=== Supplied records ===

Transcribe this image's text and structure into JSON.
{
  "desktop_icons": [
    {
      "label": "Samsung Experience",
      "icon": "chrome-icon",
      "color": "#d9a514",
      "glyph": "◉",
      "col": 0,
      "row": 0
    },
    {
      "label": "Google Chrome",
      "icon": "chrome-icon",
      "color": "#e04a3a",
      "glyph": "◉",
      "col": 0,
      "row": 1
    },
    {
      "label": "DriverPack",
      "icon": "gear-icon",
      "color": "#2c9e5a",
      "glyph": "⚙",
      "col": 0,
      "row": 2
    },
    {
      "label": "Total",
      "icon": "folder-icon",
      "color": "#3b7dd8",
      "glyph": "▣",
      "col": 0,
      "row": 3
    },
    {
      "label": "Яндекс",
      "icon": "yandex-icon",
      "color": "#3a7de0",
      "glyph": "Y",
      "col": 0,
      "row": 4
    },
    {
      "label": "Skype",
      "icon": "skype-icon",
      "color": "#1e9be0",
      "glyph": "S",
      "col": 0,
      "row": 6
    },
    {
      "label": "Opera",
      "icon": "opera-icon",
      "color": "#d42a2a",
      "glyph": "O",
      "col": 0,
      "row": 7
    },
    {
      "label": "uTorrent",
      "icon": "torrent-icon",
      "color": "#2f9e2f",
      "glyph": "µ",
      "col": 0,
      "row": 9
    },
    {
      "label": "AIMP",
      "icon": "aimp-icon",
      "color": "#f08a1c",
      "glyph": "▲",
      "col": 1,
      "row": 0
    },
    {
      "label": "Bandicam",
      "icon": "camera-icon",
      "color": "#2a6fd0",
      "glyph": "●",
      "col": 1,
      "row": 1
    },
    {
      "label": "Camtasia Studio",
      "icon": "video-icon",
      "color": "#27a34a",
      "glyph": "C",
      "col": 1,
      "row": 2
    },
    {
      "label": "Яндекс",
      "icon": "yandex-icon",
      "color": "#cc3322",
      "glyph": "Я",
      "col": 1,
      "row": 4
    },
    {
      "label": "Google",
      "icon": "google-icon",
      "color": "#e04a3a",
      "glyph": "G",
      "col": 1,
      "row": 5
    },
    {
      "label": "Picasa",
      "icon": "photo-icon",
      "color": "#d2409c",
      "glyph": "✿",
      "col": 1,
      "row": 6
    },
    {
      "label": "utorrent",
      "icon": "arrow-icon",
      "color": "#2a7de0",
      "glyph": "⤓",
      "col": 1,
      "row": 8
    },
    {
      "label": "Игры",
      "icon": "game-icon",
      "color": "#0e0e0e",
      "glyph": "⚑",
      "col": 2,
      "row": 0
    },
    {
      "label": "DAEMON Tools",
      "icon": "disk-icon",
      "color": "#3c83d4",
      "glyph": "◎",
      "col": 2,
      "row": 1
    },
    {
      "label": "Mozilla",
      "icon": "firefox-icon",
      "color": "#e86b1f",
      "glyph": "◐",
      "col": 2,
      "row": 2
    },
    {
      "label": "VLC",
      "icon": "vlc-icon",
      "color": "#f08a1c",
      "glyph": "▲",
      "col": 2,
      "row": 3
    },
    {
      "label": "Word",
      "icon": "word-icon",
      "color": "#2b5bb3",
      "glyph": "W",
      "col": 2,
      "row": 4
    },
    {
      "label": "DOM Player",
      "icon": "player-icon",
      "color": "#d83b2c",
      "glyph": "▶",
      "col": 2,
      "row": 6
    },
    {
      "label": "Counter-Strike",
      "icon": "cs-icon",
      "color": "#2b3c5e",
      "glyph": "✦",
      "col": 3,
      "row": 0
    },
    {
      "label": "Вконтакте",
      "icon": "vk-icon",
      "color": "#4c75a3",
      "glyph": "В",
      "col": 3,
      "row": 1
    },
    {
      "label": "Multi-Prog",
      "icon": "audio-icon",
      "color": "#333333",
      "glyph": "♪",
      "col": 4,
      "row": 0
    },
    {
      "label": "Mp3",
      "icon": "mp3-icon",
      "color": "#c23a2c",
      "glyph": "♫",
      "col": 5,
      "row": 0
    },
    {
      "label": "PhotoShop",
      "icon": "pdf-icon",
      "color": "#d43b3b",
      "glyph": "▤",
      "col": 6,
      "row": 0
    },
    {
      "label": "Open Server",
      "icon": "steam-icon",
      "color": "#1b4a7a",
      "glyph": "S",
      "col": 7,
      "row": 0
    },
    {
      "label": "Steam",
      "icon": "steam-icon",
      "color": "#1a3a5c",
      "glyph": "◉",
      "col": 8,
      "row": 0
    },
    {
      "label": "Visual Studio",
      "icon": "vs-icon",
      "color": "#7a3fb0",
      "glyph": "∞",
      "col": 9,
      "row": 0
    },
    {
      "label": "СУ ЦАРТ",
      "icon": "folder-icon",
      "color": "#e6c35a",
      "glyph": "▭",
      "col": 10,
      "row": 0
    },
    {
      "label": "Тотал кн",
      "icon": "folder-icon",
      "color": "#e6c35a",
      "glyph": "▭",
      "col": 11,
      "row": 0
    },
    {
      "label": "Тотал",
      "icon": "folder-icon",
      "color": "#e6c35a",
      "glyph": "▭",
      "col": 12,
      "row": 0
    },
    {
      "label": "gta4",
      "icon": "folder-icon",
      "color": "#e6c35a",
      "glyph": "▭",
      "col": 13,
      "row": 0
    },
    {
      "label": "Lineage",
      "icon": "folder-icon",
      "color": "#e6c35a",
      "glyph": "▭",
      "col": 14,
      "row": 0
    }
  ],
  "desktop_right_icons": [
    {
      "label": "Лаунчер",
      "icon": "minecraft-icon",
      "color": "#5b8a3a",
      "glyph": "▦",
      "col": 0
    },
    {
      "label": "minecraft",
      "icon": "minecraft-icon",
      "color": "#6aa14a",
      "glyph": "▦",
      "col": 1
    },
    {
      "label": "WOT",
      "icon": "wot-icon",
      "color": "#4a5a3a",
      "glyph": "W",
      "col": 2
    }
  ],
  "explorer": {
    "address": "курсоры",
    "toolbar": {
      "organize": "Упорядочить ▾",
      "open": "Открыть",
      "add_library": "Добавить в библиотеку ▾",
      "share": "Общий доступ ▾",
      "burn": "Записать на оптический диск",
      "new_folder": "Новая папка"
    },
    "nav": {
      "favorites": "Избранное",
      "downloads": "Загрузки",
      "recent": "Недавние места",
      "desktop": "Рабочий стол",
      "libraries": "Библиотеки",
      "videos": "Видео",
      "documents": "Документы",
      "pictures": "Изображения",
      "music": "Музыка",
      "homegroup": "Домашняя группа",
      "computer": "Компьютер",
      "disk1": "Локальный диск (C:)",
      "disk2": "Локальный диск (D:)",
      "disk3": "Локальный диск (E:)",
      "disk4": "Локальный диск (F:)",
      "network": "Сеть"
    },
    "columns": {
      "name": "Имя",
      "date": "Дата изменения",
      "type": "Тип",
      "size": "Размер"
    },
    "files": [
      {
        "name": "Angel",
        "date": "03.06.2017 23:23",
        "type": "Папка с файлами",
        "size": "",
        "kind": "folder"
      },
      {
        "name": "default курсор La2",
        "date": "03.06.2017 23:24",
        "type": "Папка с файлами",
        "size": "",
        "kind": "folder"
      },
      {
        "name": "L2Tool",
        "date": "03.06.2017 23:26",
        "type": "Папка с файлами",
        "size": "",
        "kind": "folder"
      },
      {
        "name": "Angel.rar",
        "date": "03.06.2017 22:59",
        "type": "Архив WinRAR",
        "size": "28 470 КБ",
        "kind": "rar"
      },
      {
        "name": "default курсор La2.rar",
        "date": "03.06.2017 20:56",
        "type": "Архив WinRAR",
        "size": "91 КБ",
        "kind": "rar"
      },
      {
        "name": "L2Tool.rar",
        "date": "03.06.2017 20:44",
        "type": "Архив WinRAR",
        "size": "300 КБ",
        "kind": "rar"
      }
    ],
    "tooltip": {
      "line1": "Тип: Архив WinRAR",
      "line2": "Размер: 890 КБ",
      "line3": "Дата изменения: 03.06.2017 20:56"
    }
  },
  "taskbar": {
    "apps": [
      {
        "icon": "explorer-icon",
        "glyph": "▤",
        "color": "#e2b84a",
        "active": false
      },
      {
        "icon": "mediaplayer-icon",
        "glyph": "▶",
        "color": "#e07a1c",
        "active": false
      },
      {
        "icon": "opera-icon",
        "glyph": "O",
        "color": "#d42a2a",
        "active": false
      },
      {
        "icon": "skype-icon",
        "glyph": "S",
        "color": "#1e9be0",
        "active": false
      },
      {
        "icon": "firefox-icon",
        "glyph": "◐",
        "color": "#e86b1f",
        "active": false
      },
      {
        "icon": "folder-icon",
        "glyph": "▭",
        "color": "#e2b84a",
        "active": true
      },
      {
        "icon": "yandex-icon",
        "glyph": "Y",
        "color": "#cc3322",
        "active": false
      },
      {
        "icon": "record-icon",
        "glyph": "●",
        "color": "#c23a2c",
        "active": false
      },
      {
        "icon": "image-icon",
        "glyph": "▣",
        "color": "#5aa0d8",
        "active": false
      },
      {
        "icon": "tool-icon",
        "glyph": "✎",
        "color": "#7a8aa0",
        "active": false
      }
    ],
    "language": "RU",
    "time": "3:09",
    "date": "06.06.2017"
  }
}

===

What you have to do: Lines containing the word "Локальный" must all be returned from the material above.

Task solution:
      "disk1": "Локальный диск (C:)",
      "disk2": "Локальный диск (D:)",
      "disk3": "Локальный диск (E:)",
      "disk4": "Локальный диск (F:)",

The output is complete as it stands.